__AIM__
Retype each record below word for word. Leave the pictures out.

- - -

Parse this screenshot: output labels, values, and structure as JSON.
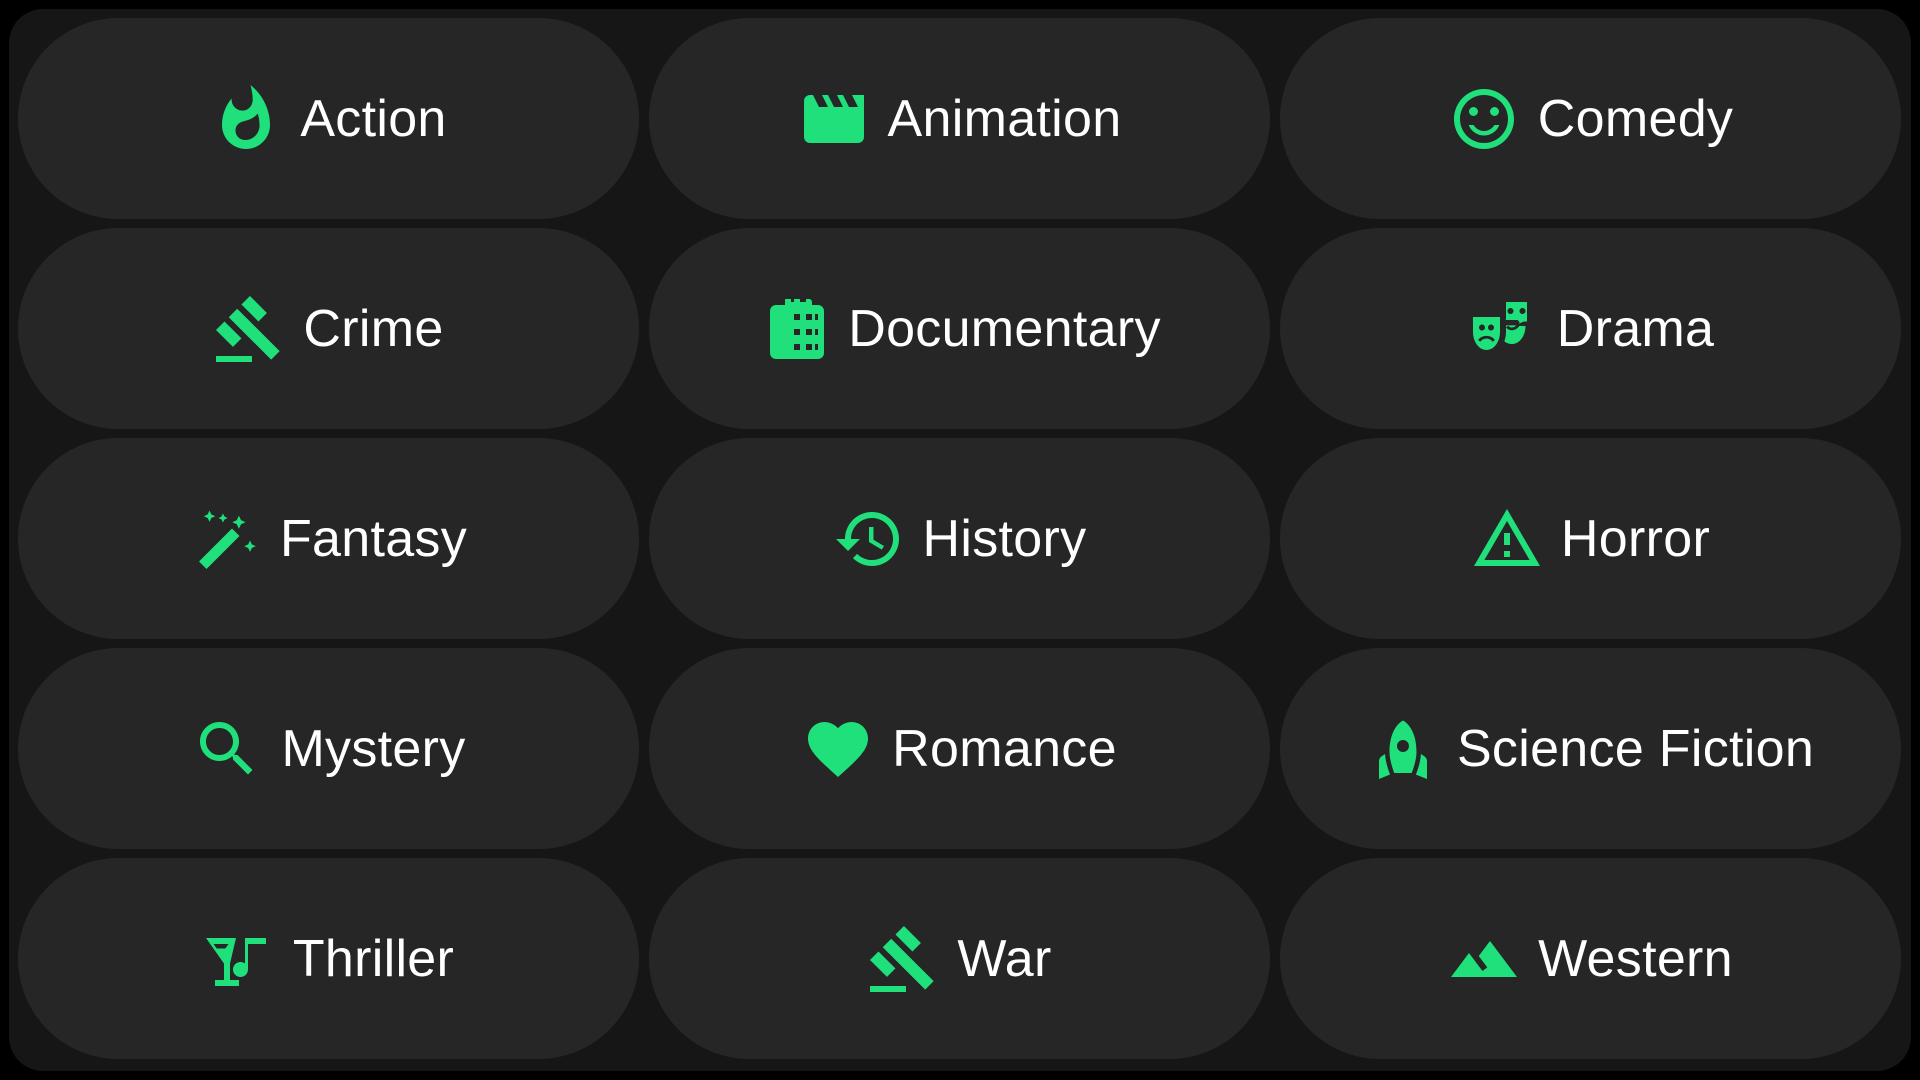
{
  "colors": {
    "accent": "#1fe07a",
    "pill_background": "#262626",
    "panel_background": "#161616",
    "text": "#ffffff"
  },
  "genres": [
    {
      "label": "Action",
      "icon": "flame-icon"
    },
    {
      "label": "Animation",
      "icon": "clapperboard-icon"
    },
    {
      "label": "Comedy",
      "icon": "smiley-face-icon"
    },
    {
      "label": "Crime",
      "icon": "gavel-icon"
    },
    {
      "label": "Documentary",
      "icon": "film-camera-icon"
    },
    {
      "label": "Drama",
      "icon": "theater-masks-icon"
    },
    {
      "label": "Fantasy",
      "icon": "magic-wand-icon"
    },
    {
      "label": "History",
      "icon": "history-clock-icon"
    },
    {
      "label": "Horror",
      "icon": "warning-triangle-icon"
    },
    {
      "label": "Mystery",
      "icon": "search-icon"
    },
    {
      "label": "Romance",
      "icon": "heart-icon"
    },
    {
      "label": "Science Fiction",
      "icon": "rocket-icon"
    },
    {
      "label": "Thriller",
      "icon": "cocktail-music-icon"
    },
    {
      "label": "War",
      "icon": "gavel-icon"
    },
    {
      "label": "Western",
      "icon": "mountains-icon"
    }
  ]
}
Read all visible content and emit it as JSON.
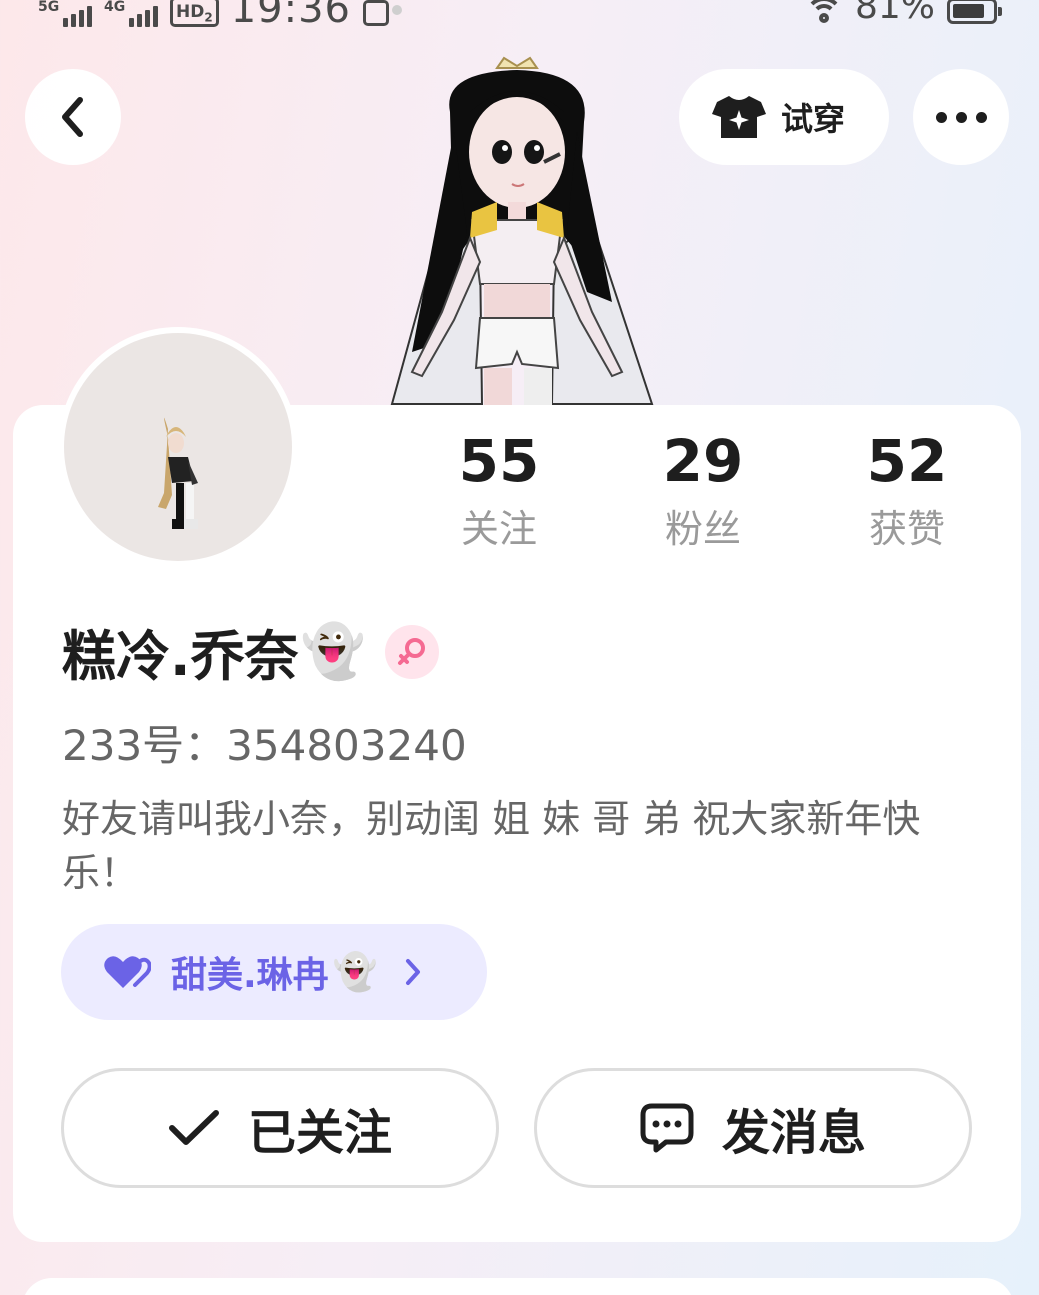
{
  "status_bar": {
    "net1": "5G",
    "net2": "4G",
    "hd": "HD",
    "hd_sub": "2",
    "time": "19:36",
    "battery_pct": "81%",
    "battery_level": 0.81
  },
  "header": {
    "back_icon": "chevron-left-icon",
    "tryon_label": "试穿",
    "tryon_icon": "tshirt-sparkle-icon",
    "more_icon": "more-dots-icon"
  },
  "stats": [
    {
      "value": "55",
      "label": "关注"
    },
    {
      "value": "29",
      "label": "粉丝"
    },
    {
      "value": "52",
      "label": "获赞"
    }
  ],
  "profile": {
    "name": "糕冷.乔奈",
    "name_emoji": "👻",
    "gender_icon": "female-icon",
    "uid": "233号：354803240",
    "bio": "好友请叫我小奈，别动闺 姐 妹 哥 弟   祝大家新年快乐！"
  },
  "couple": {
    "icon": "double-heart-icon",
    "name": "甜美.琳冉",
    "emoji": "👻",
    "arrow_icon": "chevron-right-icon"
  },
  "actions": {
    "follow_label": "已关注",
    "follow_icon": "check-icon",
    "message_label": "发消息",
    "message_icon": "chat-bubble-icon"
  },
  "colors": {
    "accent_purple": "#6b63e6",
    "couple_bg": "#ecebff",
    "gender_bg": "#ffe4ec",
    "gender_fg": "#f56a92"
  }
}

- - -

__TASK ANSWER__
Parse this screenshot: output labels, values, and structure as JSON.
{
  "colors": {
    "accent": "#1fe07a",
    "pill_background": "#262626",
    "panel_background": "#161616",
    "text": "#ffffff"
  },
  "genres": [
    {
      "label": "Action",
      "icon": "flame-icon"
    },
    {
      "label": "Animation",
      "icon": "clapperboard-icon"
    },
    {
      "label": "Comedy",
      "icon": "smiley-face-icon"
    },
    {
      "label": "Crime",
      "icon": "gavel-icon"
    },
    {
      "label": "Documentary",
      "icon": "film-camera-icon"
    },
    {
      "label": "Drama",
      "icon": "theater-masks-icon"
    },
    {
      "label": "Fantasy",
      "icon": "magic-wand-icon"
    },
    {
      "label": "History",
      "icon": "history-clock-icon"
    },
    {
      "label": "Horror",
      "icon": "warning-triangle-icon"
    },
    {
      "label": "Mystery",
      "icon": "search-icon"
    },
    {
      "label": "Romance",
      "icon": "heart-icon"
    },
    {
      "label": "Science Fiction",
      "icon": "rocket-icon"
    },
    {
      "label": "Thriller",
      "icon": "cocktail-music-icon"
    },
    {
      "label": "War",
      "icon": "gavel-icon"
    },
    {
      "label": "Western",
      "icon": "mountains-icon"
    }
  ]
}
Read all visible content and emit it as JSON.
{
  "status_bar": {
    "net1": "5G",
    "net2": "4G",
    "hd": "HD",
    "hd_sub": "2",
    "time": "19:36",
    "battery_pct": "81%",
    "battery_level": 0.81
  },
  "header": {
    "back_icon": "chevron-left-icon",
    "tryon_label": "试穿",
    "tryon_icon": "tshirt-sparkle-icon",
    "more_icon": "more-dots-icon"
  },
  "stats": [
    {
      "value": "55",
      "label": "关注"
    },
    {
      "value": "29",
      "label": "粉丝"
    },
    {
      "value": "52",
      "label": "获赞"
    }
  ],
  "profile": {
    "name": "糕冷.乔奈",
    "name_emoji": "👻",
    "gender_icon": "female-icon",
    "uid": "233号：354803240",
    "bio": "好友请叫我小奈，别动闺 姐 妹 哥 弟   祝大家新年快乐！"
  },
  "couple": {
    "icon": "double-heart-icon",
    "name": "甜美.琳冉",
    "emoji": "👻",
    "arrow_icon": "chevron-right-icon"
  },
  "actions": {
    "follow_label": "已关注",
    "follow_icon": "check-icon",
    "message_label": "发消息",
    "message_icon": "chat-bubble-icon"
  },
  "colors": {
    "accent_purple": "#6b63e6",
    "couple_bg": "#ecebff",
    "gender_bg": "#ffe4ec",
    "gender_fg": "#f56a92"
  }
}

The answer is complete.